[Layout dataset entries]
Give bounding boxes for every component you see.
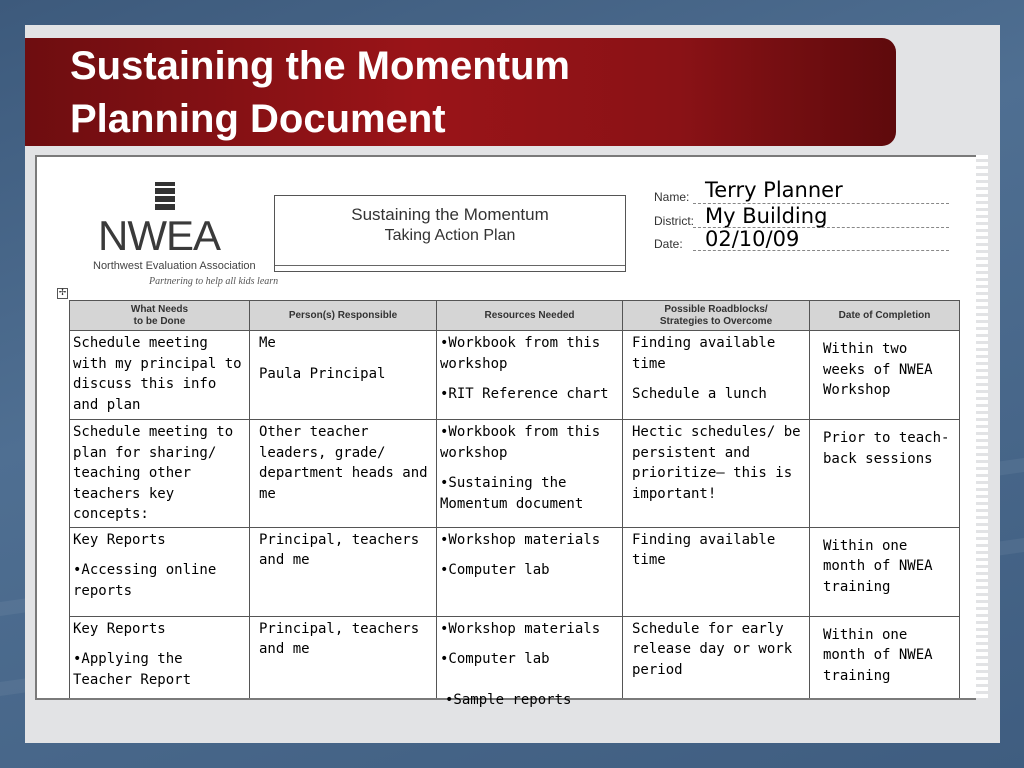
cell-text: •Applying the Teacher Report <box>73 651 192 688</box>
cell-date[interactable] <box>810 527 960 616</box>
cell-date[interactable] <box>810 331 960 420</box>
table-row <box>70 331 960 420</box>
cell-roadblocks[interactable] <box>623 420 810 528</box>
plan-title-line1: Sustaining the Momentum <box>351 205 549 224</box>
column-header-date: Date of Completion <box>810 301 960 331</box>
table-move-handle-icon[interactable]: ✢ <box>58 288 67 298</box>
cell-text: Schedule a lunch <box>632 386 767 402</box>
cell-text: •Workshop materials <box>440 531 601 548</box>
plan-title-box <box>274 195 626 272</box>
column-header-who: Person(s) Responsible <box>250 301 437 331</box>
cell-text: Key Reports <box>73 531 166 548</box>
cell-text: •Accessing online reports <box>73 562 217 599</box>
cell-who[interactable] <box>250 616 437 700</box>
planning-document <box>35 155 985 700</box>
action-plan-table <box>69 300 960 700</box>
torn-edge-right <box>976 155 988 700</box>
cell-text: Prior to teach-back sessions <box>823 430 950 467</box>
table-row <box>70 420 960 528</box>
plan-title-line2: Taking Action Plan <box>384 227 516 244</box>
cell-text: Finding available time <box>632 531 776 568</box>
cell-text: Within two weeks of NWEA Workshop <box>823 341 933 398</box>
column-header-roadblocks: Possible Roadblocks/ Strategies to Overcome <box>623 301 810 331</box>
slide-title-line1: Sustaining the Momentum <box>70 44 570 88</box>
cell-what[interactable] <box>70 420 250 528</box>
logo-tagline: Partnering to help all kids learn <box>149 276 279 287</box>
name-label: Name: <box>654 190 690 204</box>
cell-text: •Workbook from this workshop <box>440 335 601 372</box>
district-label: District: <box>654 214 694 228</box>
cell-what[interactable] <box>70 331 250 420</box>
cell-what[interactable] <box>70 616 250 700</box>
cell-text: •Sustaining the Momentum document <box>440 475 584 512</box>
cell-text: Schedule for early release day or work period <box>632 620 793 678</box>
table-header-row <box>70 301 960 331</box>
date-label: Date: <box>654 237 683 251</box>
cell-text: Schedule meeting with my principal to discuss this info and plan <box>73 335 242 413</box>
cell-text: Within one month of NWEA training <box>823 626 933 684</box>
cell-text: Principal, teachers and me <box>259 531 420 568</box>
table-row <box>70 527 960 616</box>
cell-what[interactable] <box>70 527 250 616</box>
name-value[interactable]: Terry Planner <box>705 178 843 202</box>
cell-text: •Workbook from this workshop <box>440 424 601 461</box>
cell-resources[interactable] <box>437 420 623 528</box>
logo-mark-icon <box>155 182 175 212</box>
logo-name: NWEA <box>98 212 220 259</box>
cell-text: •Computer lab <box>440 562 550 578</box>
district-value[interactable]: My Building <box>705 204 828 228</box>
slide-title <box>70 40 770 146</box>
date-value[interactable]: 02/10/09 <box>705 227 800 251</box>
cell-text: Finding available time <box>632 335 776 372</box>
cell-text: •Workshop materials <box>440 620 601 637</box>
cell-resources[interactable] <box>437 331 623 420</box>
cell-resources[interactable] <box>437 527 623 616</box>
cell-text: Key Reports <box>73 620 166 637</box>
cell-text: Paula Principal <box>259 365 386 382</box>
cell-who[interactable] <box>250 331 437 420</box>
cell-text: •Computer lab <box>440 651 550 667</box>
cell-date[interactable] <box>810 420 960 528</box>
slide-title-line2: Planning Document <box>70 97 446 141</box>
plan-title-rule <box>275 265 625 266</box>
cell-roadblocks[interactable] <box>623 616 810 700</box>
cell-text: Principal, teachers and me <box>259 620 420 657</box>
cell-text: Schedule meeting to plan for sharing/ teaching other teachers key concepts: <box>73 424 234 522</box>
nwea-logo <box>65 182 279 292</box>
overflow-resource-text: •Sample reports <box>445 692 572 708</box>
column-header-resources: Resources Needed <box>437 301 623 331</box>
cell-text: Other teacher leaders, grade/ department heads and me <box>259 424 428 502</box>
cell-date[interactable] <box>810 616 960 700</box>
cell-who[interactable] <box>250 527 437 616</box>
cell-text: •RIT Reference chart <box>440 386 609 402</box>
cell-resources[interactable] <box>437 616 623 700</box>
logo-subtitle: Northwest Evaluation Association <box>93 260 256 272</box>
cell-who[interactable] <box>250 420 437 528</box>
table-row <box>70 616 960 700</box>
cell-text: Me <box>259 335 276 351</box>
cell-roadblocks[interactable] <box>623 527 810 616</box>
cell-text: Within one month of NWEA training <box>823 537 933 595</box>
cell-roadblocks[interactable] <box>623 331 810 420</box>
column-header-what: What Needs to be Done <box>70 301 250 331</box>
cell-text: Hectic schedules/ be persistent and prioritize– this is important! <box>632 424 801 502</box>
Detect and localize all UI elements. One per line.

WHAT TO DO: Duplicate the part of the listing that opens with the line containing "cell-text: •Applying the" and closes with the line containing "plan-title-box <box>274 195 626 272</box>", keeping every line identical.

EXERCISE OUTPUT:
cell-text: •Applying the Teacher Report <box>73 651 192 688</box>
cell-date[interactable] <box>810 527 960 616</box>
cell-date[interactable] <box>810 331 960 420</box>
table-row <box>70 331 960 420</box>
cell-roadblocks[interactable] <box>623 420 810 528</box>
plan-title-line1: Sustaining the Momentum <box>351 205 549 224</box>
column-header-date: Date of Completion <box>810 301 960 331</box>
table-move-handle-icon[interactable]: ✢ <box>58 288 67 298</box>
cell-text: Schedule a lunch <box>632 386 767 402</box>
cell-text: •Workshop materials <box>440 531 601 548</box>
plan-title-box <box>274 195 626 272</box>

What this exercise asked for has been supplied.